[Stored items from a collection]
········

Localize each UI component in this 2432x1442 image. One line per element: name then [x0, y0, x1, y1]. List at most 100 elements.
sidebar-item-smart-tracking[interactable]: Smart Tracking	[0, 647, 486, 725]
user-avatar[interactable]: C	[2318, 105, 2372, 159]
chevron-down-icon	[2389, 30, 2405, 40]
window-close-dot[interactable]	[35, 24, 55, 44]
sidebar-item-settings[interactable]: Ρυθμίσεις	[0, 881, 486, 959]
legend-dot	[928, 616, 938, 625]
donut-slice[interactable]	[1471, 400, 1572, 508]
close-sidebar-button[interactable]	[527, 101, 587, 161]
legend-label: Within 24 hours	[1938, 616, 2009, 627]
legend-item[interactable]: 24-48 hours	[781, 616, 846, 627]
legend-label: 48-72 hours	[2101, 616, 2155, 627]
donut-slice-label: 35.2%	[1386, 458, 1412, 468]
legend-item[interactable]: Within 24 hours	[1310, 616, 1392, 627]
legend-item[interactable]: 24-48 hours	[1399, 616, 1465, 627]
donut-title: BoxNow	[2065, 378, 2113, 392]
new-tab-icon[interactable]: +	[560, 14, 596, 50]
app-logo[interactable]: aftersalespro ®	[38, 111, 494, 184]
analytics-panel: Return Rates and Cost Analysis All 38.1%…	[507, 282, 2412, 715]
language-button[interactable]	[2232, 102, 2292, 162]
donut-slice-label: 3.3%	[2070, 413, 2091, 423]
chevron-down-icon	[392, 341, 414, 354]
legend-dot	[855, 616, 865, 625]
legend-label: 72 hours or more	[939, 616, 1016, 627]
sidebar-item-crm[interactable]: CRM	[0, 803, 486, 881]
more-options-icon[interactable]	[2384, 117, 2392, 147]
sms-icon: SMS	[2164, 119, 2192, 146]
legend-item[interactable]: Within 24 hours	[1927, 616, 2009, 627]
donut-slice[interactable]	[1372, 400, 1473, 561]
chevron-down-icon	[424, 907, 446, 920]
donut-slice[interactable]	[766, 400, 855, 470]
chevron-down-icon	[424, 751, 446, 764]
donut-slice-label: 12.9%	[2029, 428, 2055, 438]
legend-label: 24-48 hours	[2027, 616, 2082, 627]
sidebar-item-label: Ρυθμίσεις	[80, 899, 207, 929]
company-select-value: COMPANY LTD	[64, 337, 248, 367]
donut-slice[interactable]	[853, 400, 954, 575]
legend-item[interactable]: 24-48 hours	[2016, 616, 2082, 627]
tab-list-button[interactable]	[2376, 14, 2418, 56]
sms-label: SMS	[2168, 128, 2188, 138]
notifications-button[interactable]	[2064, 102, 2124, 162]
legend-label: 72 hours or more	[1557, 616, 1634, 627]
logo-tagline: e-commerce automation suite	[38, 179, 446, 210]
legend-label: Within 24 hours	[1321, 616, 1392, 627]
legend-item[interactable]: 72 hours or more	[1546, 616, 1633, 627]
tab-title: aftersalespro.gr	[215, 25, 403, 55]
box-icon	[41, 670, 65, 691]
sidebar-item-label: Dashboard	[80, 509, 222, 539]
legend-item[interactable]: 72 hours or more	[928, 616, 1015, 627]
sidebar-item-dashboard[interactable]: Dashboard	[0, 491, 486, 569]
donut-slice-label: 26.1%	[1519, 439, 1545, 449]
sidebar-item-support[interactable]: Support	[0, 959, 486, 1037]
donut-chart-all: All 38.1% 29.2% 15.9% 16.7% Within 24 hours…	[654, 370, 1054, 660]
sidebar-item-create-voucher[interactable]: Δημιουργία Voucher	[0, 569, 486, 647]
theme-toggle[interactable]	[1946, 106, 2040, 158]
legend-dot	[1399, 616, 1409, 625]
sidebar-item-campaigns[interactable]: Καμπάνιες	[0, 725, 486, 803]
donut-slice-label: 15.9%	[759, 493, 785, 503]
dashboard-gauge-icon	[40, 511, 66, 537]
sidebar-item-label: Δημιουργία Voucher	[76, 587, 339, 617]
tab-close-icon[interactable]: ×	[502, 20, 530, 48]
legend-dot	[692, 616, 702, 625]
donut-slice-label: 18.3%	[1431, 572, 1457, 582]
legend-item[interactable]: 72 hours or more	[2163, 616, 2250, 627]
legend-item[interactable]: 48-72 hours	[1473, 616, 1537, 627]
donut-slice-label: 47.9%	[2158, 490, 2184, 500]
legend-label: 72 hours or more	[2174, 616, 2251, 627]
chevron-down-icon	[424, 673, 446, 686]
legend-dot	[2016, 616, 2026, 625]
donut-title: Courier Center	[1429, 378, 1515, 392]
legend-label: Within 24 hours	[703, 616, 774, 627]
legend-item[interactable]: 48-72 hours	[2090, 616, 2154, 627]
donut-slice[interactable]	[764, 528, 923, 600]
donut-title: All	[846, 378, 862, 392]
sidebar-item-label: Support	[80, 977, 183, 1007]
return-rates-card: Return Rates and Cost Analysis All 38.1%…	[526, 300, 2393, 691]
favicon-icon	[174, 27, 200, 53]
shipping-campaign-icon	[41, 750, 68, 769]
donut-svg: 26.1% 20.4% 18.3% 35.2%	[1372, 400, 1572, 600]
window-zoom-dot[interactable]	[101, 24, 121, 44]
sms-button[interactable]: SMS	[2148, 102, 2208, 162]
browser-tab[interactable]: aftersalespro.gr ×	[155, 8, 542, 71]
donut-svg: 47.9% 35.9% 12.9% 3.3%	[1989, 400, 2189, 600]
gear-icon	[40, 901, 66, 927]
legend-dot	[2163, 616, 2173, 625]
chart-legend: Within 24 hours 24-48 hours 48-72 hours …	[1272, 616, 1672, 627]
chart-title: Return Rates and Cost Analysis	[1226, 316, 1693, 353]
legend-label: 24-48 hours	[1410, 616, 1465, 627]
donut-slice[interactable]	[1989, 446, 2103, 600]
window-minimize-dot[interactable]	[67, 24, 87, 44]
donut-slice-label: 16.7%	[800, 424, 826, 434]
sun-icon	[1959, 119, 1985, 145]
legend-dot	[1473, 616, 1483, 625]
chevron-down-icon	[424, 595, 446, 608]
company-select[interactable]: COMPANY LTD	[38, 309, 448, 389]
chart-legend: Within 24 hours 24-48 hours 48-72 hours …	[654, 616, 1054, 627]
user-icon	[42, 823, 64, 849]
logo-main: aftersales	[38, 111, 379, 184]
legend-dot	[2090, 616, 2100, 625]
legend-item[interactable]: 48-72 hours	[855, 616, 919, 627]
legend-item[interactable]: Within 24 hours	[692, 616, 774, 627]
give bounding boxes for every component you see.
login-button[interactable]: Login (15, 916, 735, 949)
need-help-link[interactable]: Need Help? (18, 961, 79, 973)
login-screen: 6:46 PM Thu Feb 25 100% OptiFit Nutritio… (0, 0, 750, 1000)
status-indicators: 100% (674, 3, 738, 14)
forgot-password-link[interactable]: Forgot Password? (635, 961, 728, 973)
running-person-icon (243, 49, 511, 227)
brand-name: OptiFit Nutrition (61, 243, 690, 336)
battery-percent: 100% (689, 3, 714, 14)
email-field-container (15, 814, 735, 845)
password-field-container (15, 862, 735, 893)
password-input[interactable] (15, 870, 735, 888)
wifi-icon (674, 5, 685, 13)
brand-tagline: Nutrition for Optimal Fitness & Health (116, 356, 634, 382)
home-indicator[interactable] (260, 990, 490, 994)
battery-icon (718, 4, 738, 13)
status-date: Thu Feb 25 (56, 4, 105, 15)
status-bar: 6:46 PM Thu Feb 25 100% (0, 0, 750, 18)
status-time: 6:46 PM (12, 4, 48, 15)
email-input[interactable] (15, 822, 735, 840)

········

SET EXERCISE: Render every line of the listing above as a numbered list, omitting any blank lines.

FULL OUTPUT:
1. Localize each UI component in this 2432x1442 image. One line per element: name then [x0, y0, x1, y1]. List at most 100 elements.
2. sidebar-item-smart-tracking[interactable]: Smart Tracking	[0, 647, 486, 725]
3. user-avatar[interactable]: C	[2318, 105, 2372, 159]
4. chevron-down-icon	[2389, 30, 2405, 40]
5. window-close-dot[interactable]	[35, 24, 55, 44]
6. sidebar-item-settings[interactable]: Ρυθμίσεις	[0, 881, 486, 959]
7. legend-dot	[928, 616, 938, 625]
8. donut-slice[interactable]	[1471, 400, 1572, 508]
9. close-sidebar-button[interactable]	[527, 101, 587, 161]
10. legend-label: Within 24 hours	[1938, 616, 2009, 627]
11. legend-item[interactable]: 24-48 hours	[781, 616, 846, 627]
12. legend-label: 48-72 hours	[2101, 616, 2155, 627]
13. donut-slice-label: 35.2%	[1386, 458, 1412, 468]
14. legend-item[interactable]: Within 24 hours	[1310, 616, 1392, 627]
15. legend-item[interactable]: 24-48 hours	[1399, 616, 1465, 627]
16. donut-title: BoxNow	[2065, 378, 2113, 392]
17. new-tab-icon[interactable]: +	[560, 14, 596, 50]
18. app-logo[interactable]: aftersalespro ®	[38, 111, 494, 184]
19. analytics-panel: Return Rates and Cost Analysis All 38.1%…	[507, 282, 2412, 715]
20. language-button[interactable]	[2232, 102, 2292, 162]
21. donut-slice-label: 3.3%	[2070, 413, 2091, 423]
22. chevron-down-icon	[392, 341, 414, 354]
23. legend-dot	[855, 616, 865, 625]
24. legend-label: 72 hours or more	[939, 616, 1016, 627]
25. sidebar-item-crm[interactable]: CRM	[0, 803, 486, 881]
26. more-options-icon[interactable]	[2384, 117, 2392, 147]
27. sms-icon: SMS	[2164, 119, 2192, 146]
28. legend-item[interactable]: Within 24 hours	[1927, 616, 2009, 627]
29. donut-slice[interactable]	[1372, 400, 1473, 561]
30. chevron-down-icon	[424, 907, 446, 920]
31. donut-slice[interactable]	[766, 400, 855, 470]
32. chevron-down-icon	[424, 751, 446, 764]
33. donut-slice-label: 12.9%	[2029, 428, 2055, 438]
34. legend-label: 24-48 hours	[2027, 616, 2082, 627]
35. sidebar-item-label: Ρυθμίσεις	[80, 899, 207, 929]
36. company-select-value: COMPANY LTD	[64, 337, 248, 367]
37. donut-slice[interactable]	[853, 400, 954, 575]
38. legend-item[interactable]: 24-48 hours	[2016, 616, 2082, 627]
39. tab-list-button[interactable]	[2376, 14, 2418, 56]
40. sms-label: SMS	[2168, 128, 2188, 138]
41. notifications-button[interactable]	[2064, 102, 2124, 162]
42. legend-label: 72 hours or more	[1557, 616, 1634, 627]
43. logo-tagline: e-commerce automation suite	[38, 179, 446, 210]
44. legend-label: Within 24 hours	[1321, 616, 1392, 627]
45. legend-item[interactable]: 72 hours or more	[1546, 616, 1633, 627]
46. tab-title: aftersalespro.gr	[215, 25, 403, 55]
47. box-icon	[41, 670, 65, 691]
48. sidebar-item-label: Dashboard	[80, 509, 222, 539]
49. legend-item[interactable]: 72 hours or more	[928, 616, 1015, 627]
50. sidebar-item-dashboard[interactable]: Dashboard	[0, 491, 486, 569]
51. donut-slice-label: 26.1%	[1519, 439, 1545, 449]
52. sidebar-item-support[interactable]: Support	[0, 959, 486, 1037]
53. donut-chart-all: All 38.1% 29.2% 15.9% 16.7% Within 24 hours…	[654, 370, 1054, 660]
54. sidebar-item-create-voucher[interactable]: Δημιουργία Voucher	[0, 569, 486, 647]
55. theme-toggle[interactable]	[1946, 106, 2040, 158]
56. legend-dot	[1399, 616, 1409, 625]
57. sidebar-item-campaigns[interactable]: Καμπάνιες	[0, 725, 486, 803]
58. donut-slice-label: 15.9%	[759, 493, 785, 503]
59. dashboard-gauge-icon	[40, 511, 66, 537]
60. sidebar-item-label: Δημιουργία Voucher	[76, 587, 339, 617]
61. tab-close-icon[interactable]: ×	[502, 20, 530, 48]
62. legend-dot	[692, 616, 702, 625]
63. donut-slice-label: 18.3%	[1431, 572, 1457, 582]
64. legend-item[interactable]: 72 hours or more	[2163, 616, 2250, 627]
65. legend-item[interactable]: 48-72 hours	[1473, 616, 1537, 627]
66. donut-slice-label: 47.9%	[2158, 490, 2184, 500]
67. legend-label: 72 hours or more	[2174, 616, 2251, 627]
68. chevron-down-icon	[424, 673, 446, 686]
69. legend-dot	[2016, 616, 2026, 625]
70. donut-title: Courier Center	[1429, 378, 1515, 392]
71. legend-label: Within 24 hours	[703, 616, 774, 627]
72. legend-item[interactable]: 48-72 hours	[2090, 616, 2154, 627]
73. donut-slice[interactable]	[764, 528, 923, 600]
74. donut-title: All	[846, 378, 862, 392]
75. sidebar-item-label: Support	[80, 977, 183, 1007]
76. return-rates-card: Return Rates and Cost Analysis All 38.1%…	[526, 300, 2393, 691]
77. favicon-icon	[174, 27, 200, 53]
78. shipping-campaign-icon	[41, 750, 68, 769]
79. donut-svg: 26.1% 20.4% 18.3% 35.2%	[1372, 400, 1572, 600]
80. window-zoom-dot[interactable]	[101, 24, 121, 44]
81. sms-button[interactable]: SMS	[2148, 102, 2208, 162]
82. browser-tab[interactable]: aftersalespro.gr ×	[155, 8, 542, 71]
83. donut-svg: 47.9% 35.9% 12.9% 3.3%	[1989, 400, 2189, 600]
84. gear-icon	[40, 901, 66, 927]
85. legend-dot	[2163, 616, 2173, 625]
86. chart-legend: Within 24 hours 24-48 hours 48-72 hours …	[1272, 616, 1672, 627]
87. chart-title: Return Rates and Cost Analysis	[1226, 316, 1693, 353]
88. legend-label: 24-48 hours	[1410, 616, 1465, 627]
89. donut-slice[interactable]	[1989, 446, 2103, 600]
90. window-minimize-dot[interactable]	[67, 24, 87, 44]
91. donut-slice-label: 16.7%	[800, 424, 826, 434]
92. sun-icon	[1959, 119, 1985, 145]
93. legend-dot	[1473, 616, 1483, 625]
94. chevron-down-icon	[424, 595, 446, 608]
95. company-select[interactable]: COMPANY LTD	[38, 309, 448, 389]
96. chart-legend: Within 24 hours 24-48 hours 48-72 hours …	[654, 616, 1054, 627]
97. user-icon	[42, 823, 64, 849]
98. logo-main: aftersales	[38, 111, 379, 184]
99. legend-dot	[2090, 616, 2100, 625]
100. legend-item[interactable]: 48-72 hours	[855, 616, 919, 627]
101. legend-item[interactable]: Within 24 hours	[692, 616, 774, 627]
102. give bounding boxes for every component you see.
103. login-button[interactable]: Login (15, 916, 735, 949)
104. need-help-link[interactable]: Need Help? (18, 961, 79, 973)
105. login-screen: 6:46 PM Thu Feb 25 100% OptiFit Nutritio… (0, 0, 750, 1000)
106. status-indicators: 100% (674, 3, 738, 14)
107. forgot-password-link[interactable]: Forgot Password? (635, 961, 728, 973)
108. running-person-icon (243, 49, 511, 227)
109. brand-name: OptiFit Nutrition (61, 243, 690, 336)
110. battery-percent: 100% (689, 3, 714, 14)
111. email-field-container (15, 814, 735, 845)
112. password-field-container (15, 862, 735, 893)
113. password-input[interactable] (15, 870, 735, 888)
114. wifi-icon (674, 5, 685, 13)
115. brand-tagline: Nutrition for Optimal Fitness & Health (116, 356, 634, 382)
116. home-indicator[interactable] (260, 990, 490, 994)
117. battery-icon (718, 4, 738, 13)
118. status-date: Thu Feb 25 (56, 4, 105, 15)
119. status-bar: 6:46 PM Thu Feb 25 100% (0, 0, 750, 18)
120. status-time: 6:46 PM (12, 4, 48, 15)
121. email-input[interactable] (15, 822, 735, 840)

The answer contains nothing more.